(Data excerpts)
***
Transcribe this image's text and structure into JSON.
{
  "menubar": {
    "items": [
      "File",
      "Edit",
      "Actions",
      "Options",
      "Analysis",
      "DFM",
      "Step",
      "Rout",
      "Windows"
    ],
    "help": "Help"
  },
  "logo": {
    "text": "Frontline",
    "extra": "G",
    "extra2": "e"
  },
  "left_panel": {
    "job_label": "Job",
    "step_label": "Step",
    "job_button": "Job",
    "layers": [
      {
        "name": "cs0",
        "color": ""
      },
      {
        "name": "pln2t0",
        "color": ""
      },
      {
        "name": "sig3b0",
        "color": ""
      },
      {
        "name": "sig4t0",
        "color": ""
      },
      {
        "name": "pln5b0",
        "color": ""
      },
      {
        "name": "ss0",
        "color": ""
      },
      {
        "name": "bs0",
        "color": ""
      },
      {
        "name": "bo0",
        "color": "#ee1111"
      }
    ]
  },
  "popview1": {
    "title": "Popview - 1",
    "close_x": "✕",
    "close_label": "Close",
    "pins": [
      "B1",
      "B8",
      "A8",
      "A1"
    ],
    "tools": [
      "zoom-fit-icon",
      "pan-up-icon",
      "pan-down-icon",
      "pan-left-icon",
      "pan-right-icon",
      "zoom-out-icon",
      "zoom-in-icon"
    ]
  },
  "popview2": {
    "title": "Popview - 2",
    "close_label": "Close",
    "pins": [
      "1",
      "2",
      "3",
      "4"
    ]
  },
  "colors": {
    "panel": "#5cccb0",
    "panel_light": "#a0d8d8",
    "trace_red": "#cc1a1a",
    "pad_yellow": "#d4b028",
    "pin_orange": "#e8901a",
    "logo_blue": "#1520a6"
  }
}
***
TASK STATEMENT: Quote the data in full, keeping each word unchanged.

RESULT OF THIS TASK:
Transcribe this image's text and structure into JSON.
{
  "menubar": {
    "items": [
      "File",
      "Edit",
      "Actions",
      "Options",
      "Analysis",
      "DFM",
      "Step",
      "Rout",
      "Windows"
    ],
    "help": "Help"
  },
  "logo": {
    "text": "Frontline",
    "extra": "G",
    "extra2": "e"
  },
  "left_panel": {
    "job_label": "Job",
    "step_label": "Step",
    "job_button": "Job",
    "layers": [
      {
        "name": "cs0",
        "color": ""
      },
      {
        "name": "pln2t0",
        "color": ""
      },
      {
        "name": "sig3b0",
        "color": ""
      },
      {
        "name": "sig4t0",
        "color": ""
      },
      {
        "name": "pln5b0",
        "color": ""
      },
      {
        "name": "ss0",
        "color": ""
      },
      {
        "name": "bs0",
        "color": ""
      },
      {
        "name": "bo0",
        "color": "#ee1111"
      }
    ]
  },
  "popview1": {
    "title": "Popview - 1",
    "close_x": "✕",
    "close_label": "Close",
    "pins": [
      "B1",
      "B8",
      "A8",
      "A1"
    ],
    "tools": [
      "zoom-fit-icon",
      "pan-up-icon",
      "pan-down-icon",
      "pan-left-icon",
      "pan-right-icon",
      "zoom-out-icon",
      "zoom-in-icon"
    ]
  },
  "popview2": {
    "title": "Popview - 2",
    "close_label": "Close",
    "pins": [
      "1",
      "2",
      "3",
      "4"
    ]
  },
  "colors": {
    "panel": "#5cccb0",
    "panel_light": "#a0d8d8",
    "trace_red": "#cc1a1a",
    "pad_yellow": "#d4b028",
    "pin_orange": "#e8901a",
    "logo_blue": "#1520a6"
  }
}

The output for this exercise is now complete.